STATED TASK:
Will you extract the entries word for word? Images should not appear in the copy.

SUPPLIED RECORDS:
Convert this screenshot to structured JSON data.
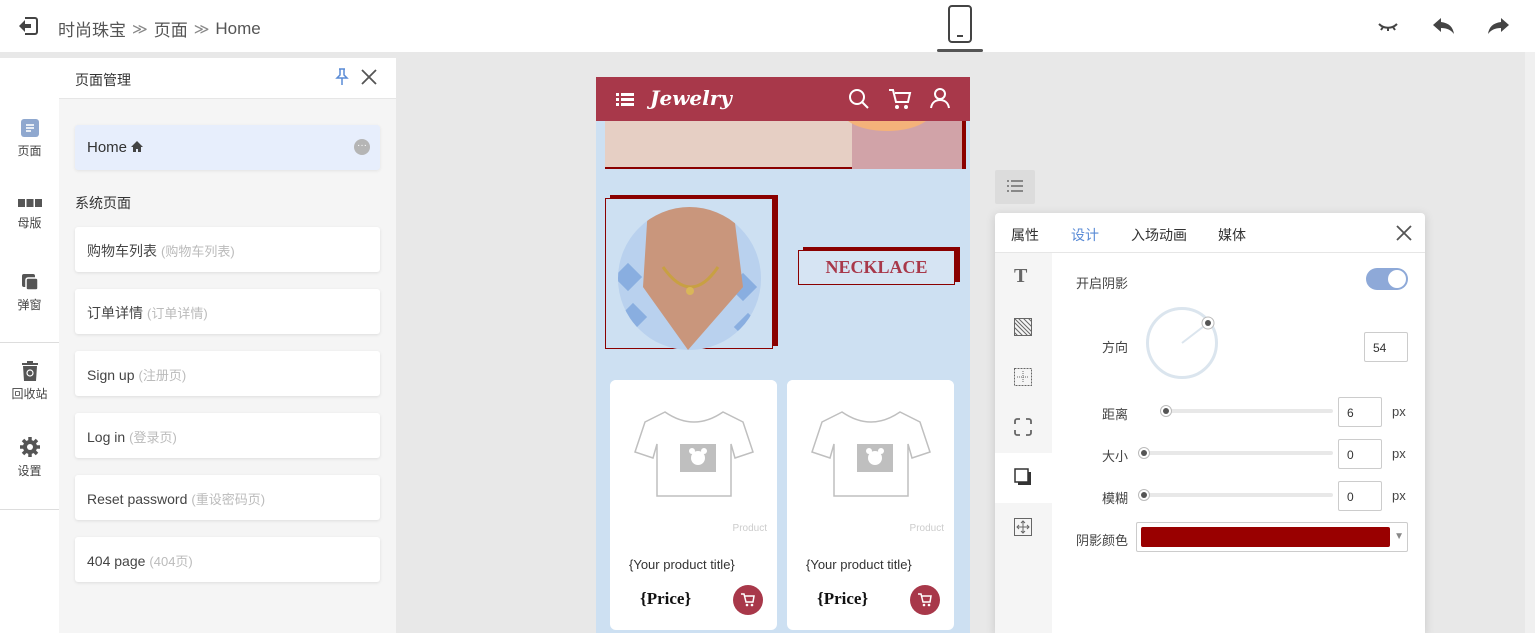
{
  "breadcrumb": {
    "project": "时尚珠宝",
    "section": "页面",
    "page": "Home"
  },
  "leftnav": {
    "items": [
      {
        "key": "pages",
        "label": "页面"
      },
      {
        "key": "master",
        "label": "母版"
      },
      {
        "key": "popup",
        "label": "弹窗"
      },
      {
        "key": "recycle",
        "label": "回收站"
      },
      {
        "key": "settings",
        "label": "设置"
      }
    ]
  },
  "page_manager": {
    "title": "页面管理",
    "home": {
      "label": "Home",
      "more": "···"
    },
    "system_title": "系统页面",
    "system_pages": [
      {
        "name": "购物车列表",
        "sub": "(购物车列表)"
      },
      {
        "name": "订单详情",
        "sub": "(订单详情)"
      },
      {
        "name": "Sign up",
        "sub": "(注册页)"
      },
      {
        "name": "Log in",
        "sub": "(登录页)"
      },
      {
        "name": "Reset password",
        "sub": "(重设密码页)"
      },
      {
        "name": "404 page",
        "sub": "(404页)"
      }
    ]
  },
  "phone": {
    "logo": "Jewelry",
    "necklace_label": "NECKLACE",
    "products": [
      {
        "tag": "Product",
        "title": "{Your product title}",
        "price": "{Price}"
      },
      {
        "tag": "Product",
        "title": "{Your product title}",
        "price": "{Price}"
      }
    ]
  },
  "design_panel": {
    "tabs": [
      "属性",
      "设计",
      "入场动画",
      "媒体"
    ],
    "active_tab": "设计",
    "shadow_enable_label": "开启阴影",
    "shadow_enabled": true,
    "direction_label": "方向",
    "direction_value": "54",
    "distance_label": "距离",
    "distance_value": "6",
    "size_label": "大小",
    "size_value": "0",
    "blur_label": "模糊",
    "blur_value": "0",
    "unit": "px",
    "color_label": "阴影颜色",
    "shadow_color": "#990000"
  },
  "colors": {
    "brand": "#a8384a",
    "accent": "#5a8bd6",
    "canvas_bg": "#cde0f2"
  }
}
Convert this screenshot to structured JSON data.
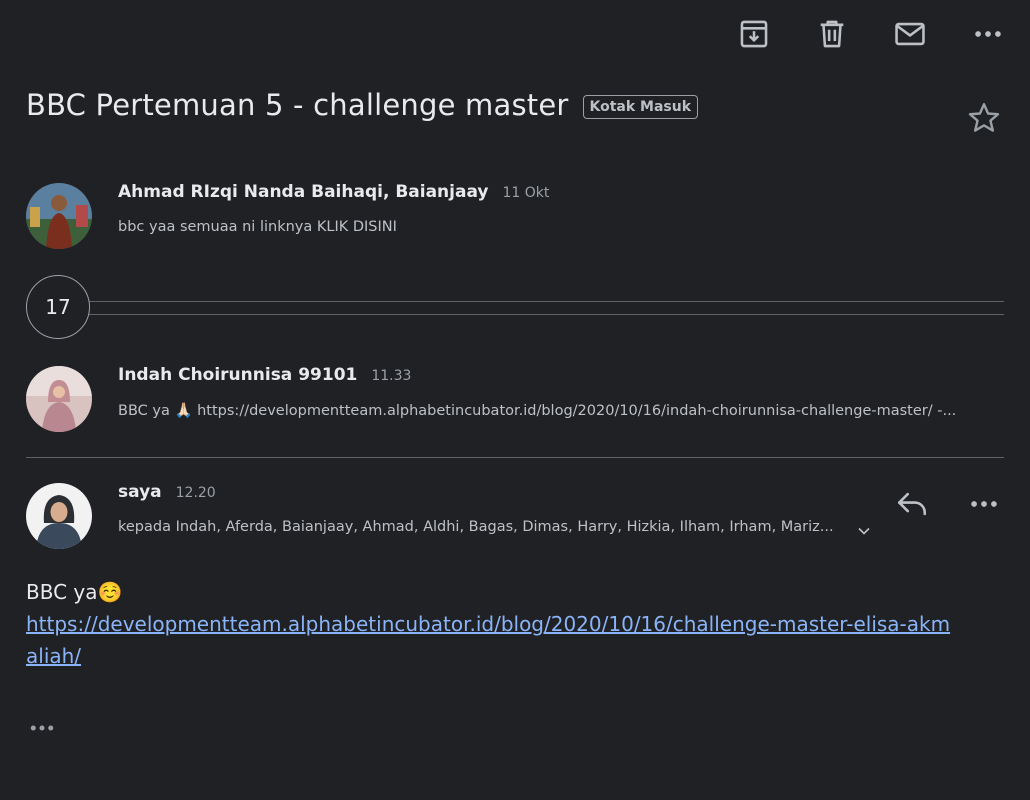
{
  "toolbar": {
    "archive_icon": "archive-icon",
    "delete_icon": "trash-icon",
    "mark_unread_icon": "mail-icon",
    "more_icon": "more-horizontal-icon"
  },
  "thread": {
    "subject": "BBC Pertemuan 5 - challenge master",
    "label": "Kotak Masuk",
    "star_icon": "star-outline-icon"
  },
  "messages": [
    {
      "sender": "Ahmad RIzqi Nanda Baihaqi, Baianjaay",
      "time": "11 Okt",
      "snippet": "bbc yaa semuaa ni linknya KLIK DISINI"
    },
    {
      "sender": "Indah Choirunnisa 99101",
      "time": "11.33",
      "snippet": "BBC ya 🙏🏻 https://developmentteam.alphabetincubator.id/blog/2020/10/16/indah-choirunnisa-challenge-master/ -..."
    },
    {
      "sender": "saya",
      "time": "12.20",
      "recipients": "kepada Indah, Aferda, Baianjaay, Ahmad, Aldhi, Bagas, Dimas, Harry, Hizkia, Ilham, Irham, Mariz..."
    }
  ],
  "collapsed_count": "17",
  "body": {
    "text": "BBC ya☺️",
    "link": "https://developmentteam.alphabetincubator.id/blog/2020/10/16/challenge-master-elisa-akmaliah/"
  },
  "colors": {
    "background": "#202124",
    "text": "#e8eaed",
    "secondary_text": "#bdc1c6",
    "link": "#8ab4f8",
    "divider": "#5f6368"
  }
}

OUTPUT FOR THIS EXERCISE:
Convert this screenshot to structured JSON data.
{
  "breadcrumb": {
    "project": "时尚珠宝",
    "section": "页面",
    "page": "Home"
  },
  "leftnav": {
    "items": [
      {
        "key": "pages",
        "label": "页面"
      },
      {
        "key": "master",
        "label": "母版"
      },
      {
        "key": "popup",
        "label": "弹窗"
      },
      {
        "key": "recycle",
        "label": "回收站"
      },
      {
        "key": "settings",
        "label": "设置"
      }
    ]
  },
  "page_manager": {
    "title": "页面管理",
    "home": {
      "label": "Home",
      "more": "···"
    },
    "system_title": "系统页面",
    "system_pages": [
      {
        "name": "购物车列表",
        "sub": "(购物车列表)"
      },
      {
        "name": "订单详情",
        "sub": "(订单详情)"
      },
      {
        "name": "Sign up",
        "sub": "(注册页)"
      },
      {
        "name": "Log in",
        "sub": "(登录页)"
      },
      {
        "name": "Reset password",
        "sub": "(重设密码页)"
      },
      {
        "name": "404 page",
        "sub": "(404页)"
      }
    ]
  },
  "phone": {
    "logo": "Jewelry",
    "necklace_label": "NECKLACE",
    "products": [
      {
        "tag": "Product",
        "title": "{Your product title}",
        "price": "{Price}"
      },
      {
        "tag": "Product",
        "title": "{Your product title}",
        "price": "{Price}"
      }
    ]
  },
  "design_panel": {
    "tabs": [
      "属性",
      "设计",
      "入场动画",
      "媒体"
    ],
    "active_tab": "设计",
    "shadow_enable_label": "开启阴影",
    "shadow_enabled": true,
    "direction_label": "方向",
    "direction_value": "54",
    "distance_label": "距离",
    "distance_value": "6",
    "size_label": "大小",
    "size_value": "0",
    "blur_label": "模糊",
    "blur_value": "0",
    "unit": "px",
    "color_label": "阴影颜色",
    "shadow_color": "#990000"
  },
  "colors": {
    "brand": "#a8384a",
    "accent": "#5a8bd6",
    "canvas_bg": "#cde0f2"
  }
}
Convert this screenshot to structured JSON data.
{
  "toolbar": {
    "archive_icon": "archive-icon",
    "delete_icon": "trash-icon",
    "mark_unread_icon": "mail-icon",
    "more_icon": "more-horizontal-icon"
  },
  "thread": {
    "subject": "BBC Pertemuan 5 - challenge master",
    "label": "Kotak Masuk",
    "star_icon": "star-outline-icon"
  },
  "messages": [
    {
      "sender": "Ahmad RIzqi Nanda Baihaqi, Baianjaay",
      "time": "11 Okt",
      "snippet": "bbc yaa semuaa ni linknya KLIK DISINI"
    },
    {
      "sender": "Indah Choirunnisa 99101",
      "time": "11.33",
      "snippet": "BBC ya 🙏🏻 https://developmentteam.alphabetincubator.id/blog/2020/10/16/indah-choirunnisa-challenge-master/ -..."
    },
    {
      "sender": "saya",
      "time": "12.20",
      "recipients": "kepada Indah, Aferda, Baianjaay, Ahmad, Aldhi, Bagas, Dimas, Harry, Hizkia, Ilham, Irham, Mariz..."
    }
  ],
  "collapsed_count": "17",
  "body": {
    "text": "BBC ya☺️",
    "link": "https://developmentteam.alphabetincubator.id/blog/2020/10/16/challenge-master-elisa-akmaliah/"
  },
  "colors": {
    "background": "#202124",
    "text": "#e8eaed",
    "secondary_text": "#bdc1c6",
    "link": "#8ab4f8",
    "divider": "#5f6368"
  }
}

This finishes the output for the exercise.